Extracted records
--- start ---

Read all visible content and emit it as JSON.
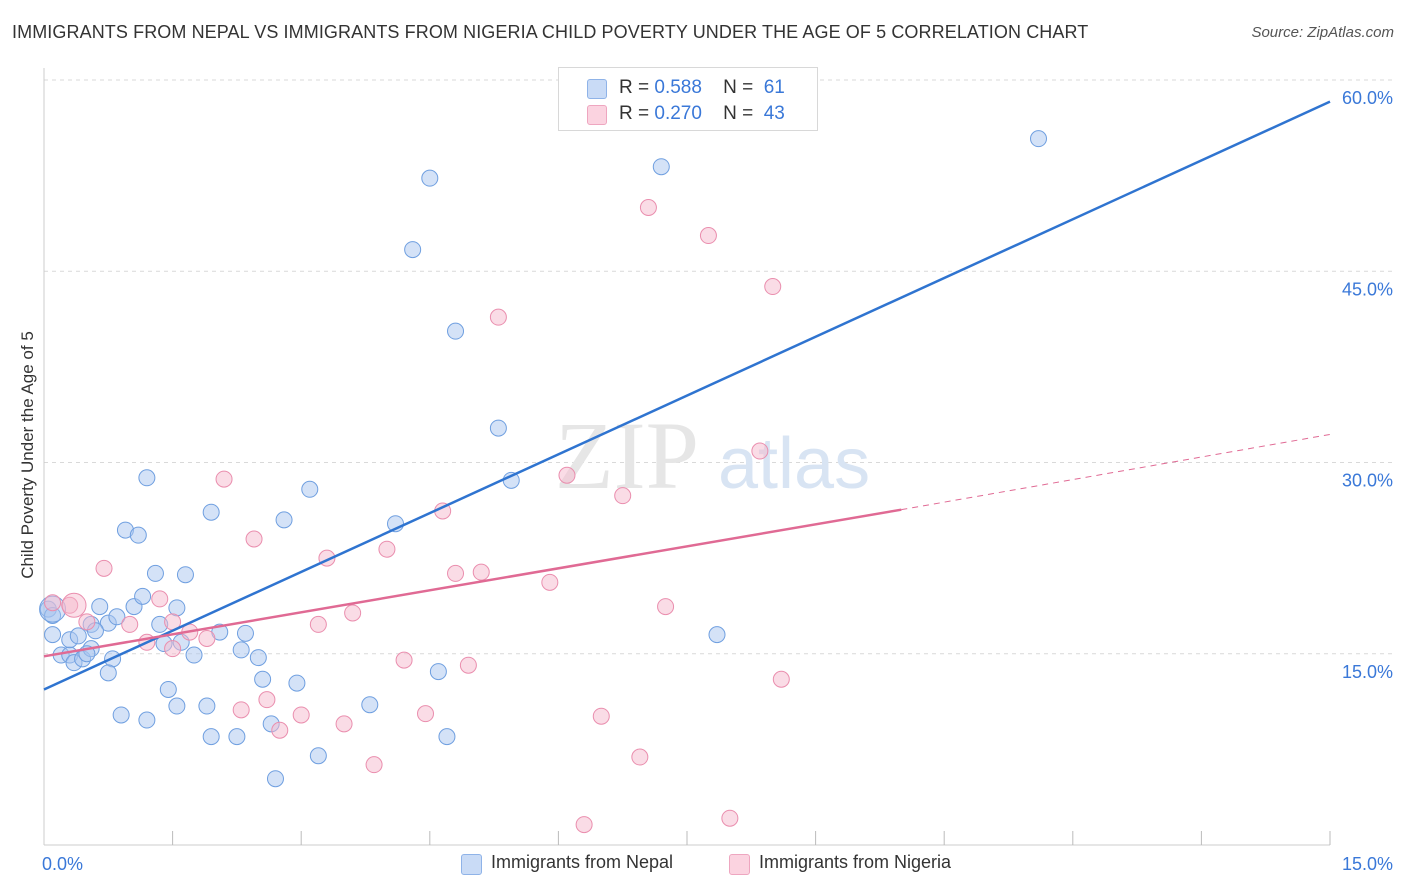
{
  "title": "IMMIGRANTS FROM NEPAL VS IMMIGRANTS FROM NIGERIA CHILD POVERTY UNDER THE AGE OF 5 CORRELATION CHART",
  "source": "Source: ZipAtlas.com",
  "watermark": {
    "zip": "ZIP",
    "atlas": "atlas"
  },
  "legend_top": [
    {
      "r_label": "R =",
      "r_value": "0.588",
      "n_label": "N =",
      "n_value": "61",
      "color": "#a9c6f0"
    },
    {
      "r_label": "R =",
      "r_value": "0.270",
      "n_label": "N =",
      "n_value": "43",
      "color": "#f6b9cd"
    }
  ],
  "colors": {
    "nepal_fill": "#a9c6f0",
    "nepal_stroke": "#6f9fe0",
    "nepal_line": "#2f74d0",
    "nigeria_fill": "#f6b9cd",
    "nigeria_stroke": "#ea8eae",
    "nigeria_line": "#e06a94",
    "tick_label": "#3a78d8",
    "grid": "#d9d9d9"
  },
  "chart_data": {
    "type": "scatter",
    "title": "IMMIGRANTS FROM NEPAL VS IMMIGRANTS FROM NIGERIA CHILD POVERTY UNDER THE AGE OF 5 CORRELATION CHART",
    "xlabel": "",
    "ylabel": "Child Poverty Under the Age of 5",
    "xlim": [
      0,
      15
    ],
    "ylim": [
      0,
      60
    ],
    "x_tick_labels": [
      "0.0%",
      "15.0%"
    ],
    "y_ticks": [
      15,
      30,
      45,
      60
    ],
    "y_tick_labels": [
      "15.0%",
      "30.0%",
      "45.0%",
      "60.0%"
    ],
    "grid": true,
    "legend_position": "top-center",
    "series": [
      {
        "name": "Immigrants from Nepal",
        "points": [
          [
            0.05,
            18.5
          ],
          [
            0.1,
            18.0
          ],
          [
            0.1,
            16.5
          ],
          [
            0.2,
            14.9
          ],
          [
            0.3,
            14.9
          ],
          [
            0.35,
            14.3
          ],
          [
            0.45,
            14.6
          ],
          [
            0.3,
            16.1
          ],
          [
            0.4,
            16.4
          ],
          [
            0.55,
            15.4
          ],
          [
            0.55,
            17.3
          ],
          [
            0.65,
            18.7
          ],
          [
            0.75,
            17.4
          ],
          [
            0.85,
            17.9
          ],
          [
            0.8,
            14.6
          ],
          [
            0.75,
            13.5
          ],
          [
            0.95,
            24.7
          ],
          [
            1.1,
            24.3
          ],
          [
            1.2,
            28.8
          ],
          [
            1.05,
            18.7
          ],
          [
            1.3,
            21.3
          ],
          [
            1.35,
            17.3
          ],
          [
            1.45,
            12.2
          ],
          [
            1.55,
            18.6
          ],
          [
            1.65,
            21.2
          ],
          [
            1.6,
            15.9
          ],
          [
            1.75,
            14.9
          ],
          [
            1.95,
            26.1
          ],
          [
            2.05,
            16.7
          ],
          [
            2.3,
            15.3
          ],
          [
            2.35,
            16.6
          ],
          [
            2.5,
            14.7
          ],
          [
            2.55,
            13.0
          ],
          [
            2.65,
            9.5
          ],
          [
            2.8,
            25.5
          ],
          [
            2.95,
            12.7
          ],
          [
            3.1,
            27.9
          ],
          [
            3.2,
            7.0
          ],
          [
            3.8,
            11.0
          ],
          [
            4.1,
            25.2
          ],
          [
            4.3,
            46.7
          ],
          [
            4.5,
            52.3
          ],
          [
            4.6,
            13.6
          ],
          [
            4.7,
            8.5
          ],
          [
            4.8,
            40.3
          ],
          [
            5.3,
            32.7
          ],
          [
            5.45,
            28.6
          ],
          [
            7.2,
            53.2
          ],
          [
            7.85,
            16.5
          ],
          [
            11.6,
            55.4
          ],
          [
            1.15,
            19.5
          ],
          [
            0.9,
            10.2
          ],
          [
            1.2,
            9.8
          ],
          [
            1.55,
            10.9
          ],
          [
            1.9,
            10.9
          ],
          [
            1.95,
            8.5
          ],
          [
            2.25,
            8.5
          ],
          [
            2.7,
            5.2
          ],
          [
            0.6,
            16.8
          ],
          [
            1.4,
            15.8
          ],
          [
            0.5,
            15.0
          ]
        ]
      },
      {
        "name": "Immigrants from Nigeria",
        "points": [
          [
            0.1,
            19.0
          ],
          [
            0.3,
            18.8
          ],
          [
            0.5,
            17.5
          ],
          [
            0.7,
            21.7
          ],
          [
            1.0,
            17.3
          ],
          [
            1.2,
            15.9
          ],
          [
            1.35,
            19.3
          ],
          [
            1.5,
            15.4
          ],
          [
            1.7,
            16.7
          ],
          [
            1.9,
            16.2
          ],
          [
            2.1,
            28.7
          ],
          [
            2.3,
            10.6
          ],
          [
            2.45,
            24.0
          ],
          [
            2.6,
            11.4
          ],
          [
            2.75,
            9.0
          ],
          [
            3.0,
            10.2
          ],
          [
            3.2,
            17.3
          ],
          [
            3.3,
            22.5
          ],
          [
            3.5,
            9.5
          ],
          [
            3.6,
            18.2
          ],
          [
            3.85,
            6.3
          ],
          [
            4.0,
            23.2
          ],
          [
            4.2,
            14.5
          ],
          [
            4.45,
            10.3
          ],
          [
            4.65,
            26.2
          ],
          [
            4.8,
            21.3
          ],
          [
            4.95,
            14.1
          ],
          [
            5.1,
            21.4
          ],
          [
            5.3,
            41.4
          ],
          [
            5.9,
            20.6
          ],
          [
            6.1,
            29.0
          ],
          [
            6.3,
            1.6
          ],
          [
            6.5,
            10.1
          ],
          [
            6.75,
            27.4
          ],
          [
            6.95,
            6.9
          ],
          [
            7.05,
            50.0
          ],
          [
            7.25,
            18.7
          ],
          [
            7.75,
            47.8
          ],
          [
            8.0,
            2.1
          ],
          [
            8.35,
            30.9
          ],
          [
            8.5,
            43.8
          ],
          [
            8.6,
            13.0
          ],
          [
            1.5,
            17.5
          ]
        ]
      }
    ],
    "trend_lines": [
      {
        "name": "Immigrants from Nepal",
        "x": [
          0,
          15
        ],
        "y": [
          12.2,
          58.3
        ],
        "style": "solid"
      },
      {
        "name": "Immigrants from Nigeria",
        "x": [
          0,
          10.0
        ],
        "y": [
          14.8,
          26.3
        ],
        "style": "solid"
      },
      {
        "name": "Immigrants from Nigeria",
        "x": [
          10.0,
          15
        ],
        "y": [
          26.3,
          32.2
        ],
        "style": "dashed"
      }
    ]
  }
}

--- end ---

What is needed :: Repeat the entries exactly. Pictures are excluded from the copy.

Answer to this task ::
Read all visible content and emit it as JSON.
{
  "title": "IMMIGRANTS FROM NEPAL VS IMMIGRANTS FROM NIGERIA CHILD POVERTY UNDER THE AGE OF 5 CORRELATION CHART",
  "source": "Source: ZipAtlas.com",
  "watermark": {
    "zip": "ZIP",
    "atlas": "atlas"
  },
  "legend_top": [
    {
      "r_label": "R =",
      "r_value": "0.588",
      "n_label": "N =",
      "n_value": "61",
      "color": "#a9c6f0"
    },
    {
      "r_label": "R =",
      "r_value": "0.270",
      "n_label": "N =",
      "n_value": "43",
      "color": "#f6b9cd"
    }
  ],
  "colors": {
    "nepal_fill": "#a9c6f0",
    "nepal_stroke": "#6f9fe0",
    "nepal_line": "#2f74d0",
    "nigeria_fill": "#f6b9cd",
    "nigeria_stroke": "#ea8eae",
    "nigeria_line": "#e06a94",
    "tick_label": "#3a78d8",
    "grid": "#d9d9d9"
  },
  "chart_data": {
    "type": "scatter",
    "title": "IMMIGRANTS FROM NEPAL VS IMMIGRANTS FROM NIGERIA CHILD POVERTY UNDER THE AGE OF 5 CORRELATION CHART",
    "xlabel": "",
    "ylabel": "Child Poverty Under the Age of 5",
    "xlim": [
      0,
      15
    ],
    "ylim": [
      0,
      60
    ],
    "x_tick_labels": [
      "0.0%",
      "15.0%"
    ],
    "y_ticks": [
      15,
      30,
      45,
      60
    ],
    "y_tick_labels": [
      "15.0%",
      "30.0%",
      "45.0%",
      "60.0%"
    ],
    "grid": true,
    "legend_position": "top-center",
    "series": [
      {
        "name": "Immigrants from Nepal",
        "points": [
          [
            0.05,
            18.5
          ],
          [
            0.1,
            18.0
          ],
          [
            0.1,
            16.5
          ],
          [
            0.2,
            14.9
          ],
          [
            0.3,
            14.9
          ],
          [
            0.35,
            14.3
          ],
          [
            0.45,
            14.6
          ],
          [
            0.3,
            16.1
          ],
          [
            0.4,
            16.4
          ],
          [
            0.55,
            15.4
          ],
          [
            0.55,
            17.3
          ],
          [
            0.65,
            18.7
          ],
          [
            0.75,
            17.4
          ],
          [
            0.85,
            17.9
          ],
          [
            0.8,
            14.6
          ],
          [
            0.75,
            13.5
          ],
          [
            0.95,
            24.7
          ],
          [
            1.1,
            24.3
          ],
          [
            1.2,
            28.8
          ],
          [
            1.05,
            18.7
          ],
          [
            1.3,
            21.3
          ],
          [
            1.35,
            17.3
          ],
          [
            1.45,
            12.2
          ],
          [
            1.55,
            18.6
          ],
          [
            1.65,
            21.2
          ],
          [
            1.6,
            15.9
          ],
          [
            1.75,
            14.9
          ],
          [
            1.95,
            26.1
          ],
          [
            2.05,
            16.7
          ],
          [
            2.3,
            15.3
          ],
          [
            2.35,
            16.6
          ],
          [
            2.5,
            14.7
          ],
          [
            2.55,
            13.0
          ],
          [
            2.65,
            9.5
          ],
          [
            2.8,
            25.5
          ],
          [
            2.95,
            12.7
          ],
          [
            3.1,
            27.9
          ],
          [
            3.2,
            7.0
          ],
          [
            3.8,
            11.0
          ],
          [
            4.1,
            25.2
          ],
          [
            4.3,
            46.7
          ],
          [
            4.5,
            52.3
          ],
          [
            4.6,
            13.6
          ],
          [
            4.7,
            8.5
          ],
          [
            4.8,
            40.3
          ],
          [
            5.3,
            32.7
          ],
          [
            5.45,
            28.6
          ],
          [
            7.2,
            53.2
          ],
          [
            7.85,
            16.5
          ],
          [
            11.6,
            55.4
          ],
          [
            1.15,
            19.5
          ],
          [
            0.9,
            10.2
          ],
          [
            1.2,
            9.8
          ],
          [
            1.55,
            10.9
          ],
          [
            1.9,
            10.9
          ],
          [
            1.95,
            8.5
          ],
          [
            2.25,
            8.5
          ],
          [
            2.7,
            5.2
          ],
          [
            0.6,
            16.8
          ],
          [
            1.4,
            15.8
          ],
          [
            0.5,
            15.0
          ]
        ]
      },
      {
        "name": "Immigrants from Nigeria",
        "points": [
          [
            0.1,
            19.0
          ],
          [
            0.3,
            18.8
          ],
          [
            0.5,
            17.5
          ],
          [
            0.7,
            21.7
          ],
          [
            1.0,
            17.3
          ],
          [
            1.2,
            15.9
          ],
          [
            1.35,
            19.3
          ],
          [
            1.5,
            15.4
          ],
          [
            1.7,
            16.7
          ],
          [
            1.9,
            16.2
          ],
          [
            2.1,
            28.7
          ],
          [
            2.3,
            10.6
          ],
          [
            2.45,
            24.0
          ],
          [
            2.6,
            11.4
          ],
          [
            2.75,
            9.0
          ],
          [
            3.0,
            10.2
          ],
          [
            3.2,
            17.3
          ],
          [
            3.3,
            22.5
          ],
          [
            3.5,
            9.5
          ],
          [
            3.6,
            18.2
          ],
          [
            3.85,
            6.3
          ],
          [
            4.0,
            23.2
          ],
          [
            4.2,
            14.5
          ],
          [
            4.45,
            10.3
          ],
          [
            4.65,
            26.2
          ],
          [
            4.8,
            21.3
          ],
          [
            4.95,
            14.1
          ],
          [
            5.1,
            21.4
          ],
          [
            5.3,
            41.4
          ],
          [
            5.9,
            20.6
          ],
          [
            6.1,
            29.0
          ],
          [
            6.3,
            1.6
          ],
          [
            6.5,
            10.1
          ],
          [
            6.75,
            27.4
          ],
          [
            6.95,
            6.9
          ],
          [
            7.05,
            50.0
          ],
          [
            7.25,
            18.7
          ],
          [
            7.75,
            47.8
          ],
          [
            8.0,
            2.1
          ],
          [
            8.35,
            30.9
          ],
          [
            8.5,
            43.8
          ],
          [
            8.6,
            13.0
          ],
          [
            1.5,
            17.5
          ]
        ]
      }
    ],
    "trend_lines": [
      {
        "name": "Immigrants from Nepal",
        "x": [
          0,
          15
        ],
        "y": [
          12.2,
          58.3
        ],
        "style": "solid"
      },
      {
        "name": "Immigrants from Nigeria",
        "x": [
          0,
          10.0
        ],
        "y": [
          14.8,
          26.3
        ],
        "style": "solid"
      },
      {
        "name": "Immigrants from Nigeria",
        "x": [
          10.0,
          15
        ],
        "y": [
          26.3,
          32.2
        ],
        "style": "dashed"
      }
    ]
  }
}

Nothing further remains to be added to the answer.